═════ Dataset records ═════

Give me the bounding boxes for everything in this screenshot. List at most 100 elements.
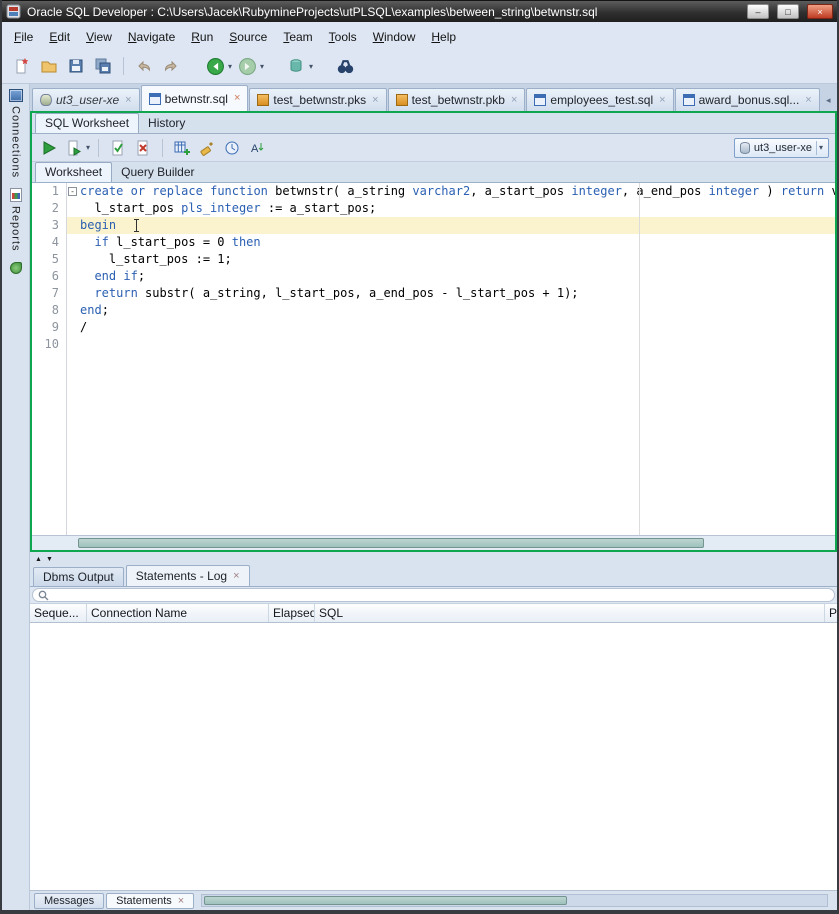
log-horizontal-scrollbar[interactable] [201,894,828,907]
line-number: 4 [32,234,66,251]
log-search-box[interactable] [32,588,835,602]
collapse-up-icon[interactable]: ▲ [35,556,42,563]
connection-selector[interactable]: ut3_user-xe ▾ [734,138,829,158]
code-editor[interactable]: 1-create or replace function betwnstr( a… [32,183,835,535]
title-bar[interactable]: Oracle SQL Developer : C:\Users\Jacek\Ru… [2,0,837,22]
connection-dropdown-icon[interactable]: ▾ [819,143,823,152]
editor-line[interactable]: 4 if l_start_pos = 0 then [32,234,835,251]
collapse-down-icon[interactable]: ▼ [46,556,53,563]
sql-file-icon [534,94,546,106]
editor-line[interactable]: 10 [32,336,835,353]
log-search-input[interactable] [53,590,829,601]
sidebar-tab-connections[interactable]: Connections [9,89,23,178]
editor-horizontal-scrollbar[interactable] [32,535,835,550]
close-tab-icon[interactable]: × [233,570,239,582]
package-icon [396,94,408,106]
open-button[interactable] [37,54,61,78]
editor-line[interactable]: 6 end if; [32,268,835,285]
editor-line[interactable]: 5 l_start_pos := 1; [32,251,835,268]
tab-query-builder[interactable]: Query Builder [112,163,203,182]
save-all-button[interactable] [91,54,115,78]
editor-line[interactable]: 3begin [32,217,835,234]
editor-line[interactable]: 7 return substr( a_string, l_start_pos, … [32,285,835,302]
close-tab-icon[interactable]: × [372,95,378,106]
file-tab-test-betwnstr-pkb[interactable]: test_betwnstr.pkb× [388,88,526,111]
close-tab-icon[interactable]: × [125,95,131,106]
column-header-seque-[interactable]: Seque... [30,604,87,622]
file-tab-betwnstr-sql[interactable]: betwnstr.sql× [141,85,249,111]
file-tab-ut3-user-xe[interactable]: ut3_user-xe× [32,88,140,111]
tab-sql-worksheet[interactable]: SQL Worksheet [35,113,139,133]
forward-button[interactable] [235,54,259,78]
menu-window[interactable]: Window [365,26,424,48]
column-header-pa[interactable]: Pa [825,604,837,622]
autotrace-button[interactable] [221,137,243,159]
rollback-button[interactable] [132,137,154,159]
file-tab-employees-test-sql[interactable]: employees_test.sql× [526,88,673,111]
log-tab-statements-log[interactable]: Statements - Log× [126,565,250,586]
editor-line[interactable]: 1-create or replace function betwnstr( a… [32,183,835,200]
code-text: end; [80,302,109,319]
back-dropdown-icon[interactable]: ▾ [228,62,232,71]
menu-team[interactable]: Team [275,26,320,48]
line-number: 9 [32,319,66,336]
editor-line[interactable]: 8end; [32,302,835,319]
connections-button[interactable] [284,54,308,78]
run-script-button[interactable] [63,137,85,159]
code-text: begin [80,217,116,234]
unshared-worksheet-button[interactable] [171,137,193,159]
close-tab-icon[interactable]: × [178,895,184,907]
tab-history[interactable]: History [139,114,194,133]
clear-button[interactable] [196,137,218,159]
close-tab-icon[interactable]: × [234,93,240,104]
close-tab-icon[interactable]: × [511,95,517,106]
undo-button[interactable] [132,54,156,78]
menu-run[interactable]: Run [183,26,221,48]
scroll-tabs-left-icon[interactable]: ◂ [821,93,836,108]
sidebar-tab-reports[interactable]: Reports [10,188,22,252]
editor-line[interactable]: 2 l_start_pos pls_integer := a_start_pos… [32,200,835,217]
back-button[interactable] [203,54,227,78]
editor-line[interactable]: 9/ [32,319,835,336]
navigator-extra-icon[interactable] [10,262,22,274]
search-button[interactable] [333,54,357,78]
close-tab-icon[interactable]: × [805,95,811,106]
menu-source[interactable]: Source [221,26,275,48]
run-statement-button[interactable] [38,137,60,159]
menu-help[interactable]: Help [423,26,464,48]
connections-dropdown-icon[interactable]: ▾ [309,62,313,71]
run-script-dropdown-icon[interactable]: ▾ [86,143,90,152]
log-table-body[interactable] [30,623,837,890]
panel-splitter[interactable]: ▲ ▼ [30,552,837,566]
fold-collapse-icon[interactable]: - [68,187,77,196]
minimize-button[interactable]: – [747,4,769,19]
file-tab-award-bonus-sql-[interactable]: award_bonus.sql...× [675,88,820,111]
new-file-button[interactable] [10,54,34,78]
close-tab-icon[interactable]: × [659,95,665,106]
footer-tab-messages[interactable]: Messages [34,893,104,909]
sql-file-icon [149,93,161,105]
forward-icon [238,57,257,76]
close-button[interactable]: × [807,4,833,19]
footer-tab-statements[interactable]: Statements× [106,893,194,909]
editor-scrollbar-thumb[interactable] [78,538,704,548]
commit-button[interactable] [107,137,129,159]
redo-button[interactable] [159,54,183,78]
column-header-elapsed[interactable]: Elapsed [269,604,315,622]
save-button[interactable] [64,54,88,78]
log-scrollbar-thumb[interactable] [204,896,566,905]
main-area: Connections Reports ut3_user-xe×betwnstr… [2,84,837,910]
menu-navigate[interactable]: Navigate [120,26,183,48]
maximize-button[interactable]: □ [777,4,799,19]
log-tab-dbms-output[interactable]: Dbms Output [33,567,124,586]
menu-view[interactable]: View [78,26,120,48]
menu-tools[interactable]: Tools [321,26,365,48]
tab-worksheet[interactable]: Worksheet [35,162,112,182]
menu-edit[interactable]: Edit [41,26,78,48]
format-case-button[interactable]: A [246,137,268,159]
forward-dropdown-icon[interactable]: ▾ [260,62,264,71]
column-header-sql[interactable]: SQL [315,604,825,622]
menu-file[interactable]: File [6,26,41,48]
file-tab-test-betwnstr-pks[interactable]: test_betwnstr.pks× [249,88,386,111]
column-header-connection-name[interactable]: Connection Name [87,604,269,622]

═════

Reproduce every line of the material above verbatim, omitting the pictures.

Solution to this problem –
Give me the bounding boxes for everything in this screenshot. List at most 100 elements.
log-horizontal-scrollbar[interactable] [201,894,828,907]
line-number: 4 [32,234,66,251]
log-search-box[interactable] [32,588,835,602]
collapse-up-icon[interactable]: ▲ [35,556,42,563]
connection-selector[interactable]: ut3_user-xe ▾ [734,138,829,158]
code-editor[interactable]: 1-create or replace function betwnstr( a… [32,183,835,535]
title-bar[interactable]: Oracle SQL Developer : C:\Users\Jacek\Ru… [2,0,837,22]
connection-dropdown-icon[interactable]: ▾ [819,143,823,152]
editor-line[interactable]: 4 if l_start_pos = 0 then [32,234,835,251]
collapse-down-icon[interactable]: ▼ [46,556,53,563]
sql-file-icon [534,94,546,106]
editor-line[interactable]: 10 [32,336,835,353]
log-search-input[interactable] [53,590,829,601]
sidebar-tab-connections[interactable]: Connections [9,89,23,178]
editor-horizontal-scrollbar[interactable] [32,535,835,550]
close-tab-icon[interactable]: × [233,570,239,582]
package-icon [396,94,408,106]
open-button[interactable] [37,54,61,78]
editor-line[interactable]: 6 end if; [32,268,835,285]
editor-line[interactable]: 5 l_start_pos := 1; [32,251,835,268]
tab-query-builder[interactable]: Query Builder [112,163,203,182]
save-all-button[interactable] [91,54,115,78]
editor-line[interactable]: 3begin [32,217,835,234]
editor-line[interactable]: 7 return substr( a_string, l_start_pos, … [32,285,835,302]
close-tab-icon[interactable]: × [372,95,378,106]
file-tab-test-betwnstr-pkb[interactable]: test_betwnstr.pkb× [388,88,526,111]
close-tab-icon[interactable]: × [125,95,131,106]
column-header-seque-[interactable]: Seque... [30,604,87,622]
file-tab-betwnstr-sql[interactable]: betwnstr.sql× [141,85,249,111]
file-tab-ut3-user-xe[interactable]: ut3_user-xe× [32,88,140,111]
tab-sql-worksheet[interactable]: SQL Worksheet [35,113,139,133]
forward-button[interactable] [235,54,259,78]
menu-window[interactable]: Window [365,26,424,48]
column-header-pa[interactable]: Pa [825,604,837,622]
autotrace-button[interactable] [221,137,243,159]
rollback-button[interactable] [132,137,154,159]
file-tab-employees-test-sql[interactable]: employees_test.sql× [526,88,673,111]
log-tab-statements-log[interactable]: Statements - Log× [126,565,250,586]
editor-line[interactable]: 1-create or replace function betwnstr( a… [32,183,835,200]
code-text: end; [80,302,109,319]
back-dropdown-icon[interactable]: ▾ [228,62,232,71]
menu-team[interactable]: Team [275,26,320,48]
line-number: 9 [32,319,66,336]
editor-line[interactable]: 8end; [32,302,835,319]
connections-button[interactable] [284,54,308,78]
run-script-button[interactable] [63,137,85,159]
code-text: begin [80,217,116,234]
unshared-worksheet-button[interactable] [171,137,193,159]
close-tab-icon[interactable]: × [178,895,184,907]
tab-history[interactable]: History [139,114,194,133]
clear-button[interactable] [196,137,218,159]
close-tab-icon[interactable]: × [234,93,240,104]
close-tab-icon[interactable]: × [511,95,517,106]
undo-button[interactable] [132,54,156,78]
menu-run[interactable]: Run [183,26,221,48]
scroll-tabs-left-icon[interactable]: ◂ [821,93,836,108]
sidebar-tab-reports[interactable]: Reports [10,188,22,252]
editor-line[interactable]: 2 l_start_pos pls_integer := a_start_pos… [32,200,835,217]
back-button[interactable] [203,54,227,78]
editor-line[interactable]: 9/ [32,319,835,336]
navigator-extra-icon[interactable] [10,262,22,274]
search-button[interactable] [333,54,357,78]
close-tab-icon[interactable]: × [805,95,811,106]
menu-source[interactable]: Source [221,26,275,48]
run-statement-button[interactable] [38,137,60,159]
menu-help[interactable]: Help [423,26,464,48]
connections-dropdown-icon[interactable]: ▾ [309,62,313,71]
run-script-dropdown-icon[interactable]: ▾ [86,143,90,152]
log-table-body[interactable] [30,623,837,890]
panel-splitter[interactable]: ▲ ▼ [30,552,837,566]
fold-collapse-icon[interactable]: - [68,187,77,196]
minimize-button[interactable]: – [747,4,769,19]
file-tab-award-bonus-sql-[interactable]: award_bonus.sql...× [675,88,820,111]
new-file-button[interactable] [10,54,34,78]
close-tab-icon[interactable]: × [659,95,665,106]
footer-tab-messages[interactable]: Messages [34,893,104,909]
sql-file-icon [149,93,161,105]
forward-icon [238,57,257,76]
close-button[interactable]: × [807,4,833,19]
footer-tab-statements[interactable]: Statements× [106,893,194,909]
editor-scrollbar-thumb[interactable] [78,538,704,548]
commit-button[interactable] [107,137,129,159]
redo-button[interactable] [159,54,183,78]
column-header-elapsed[interactable]: Elapsed [269,604,315,622]
save-button[interactable] [64,54,88,78]
log-scrollbar-thumb[interactable] [204,896,566,905]
main-area: Connections Reports ut3_user-xe×betwnstr… [2,84,837,910]
menu-navigate[interactable]: Navigate [120,26,183,48]
maximize-button[interactable]: □ [777,4,799,19]
log-tab-dbms-output[interactable]: Dbms Output [33,567,124,586]
menu-view[interactable]: View [78,26,120,48]
menu-tools[interactable]: Tools [321,26,365,48]
tab-worksheet[interactable]: Worksheet [35,162,112,182]
menu-edit[interactable]: Edit [41,26,78,48]
format-case-button[interactable]: A [246,137,268,159]
forward-dropdown-icon[interactable]: ▾ [260,62,264,71]
column-header-sql[interactable]: SQL [315,604,825,622]
menu-file[interactable]: File [6,26,41,48]
file-tab-test-betwnstr-pks[interactable]: test_betwnstr.pks× [249,88,386,111]
column-header-connection-name[interactable]: Connection Name [87,604,269,622]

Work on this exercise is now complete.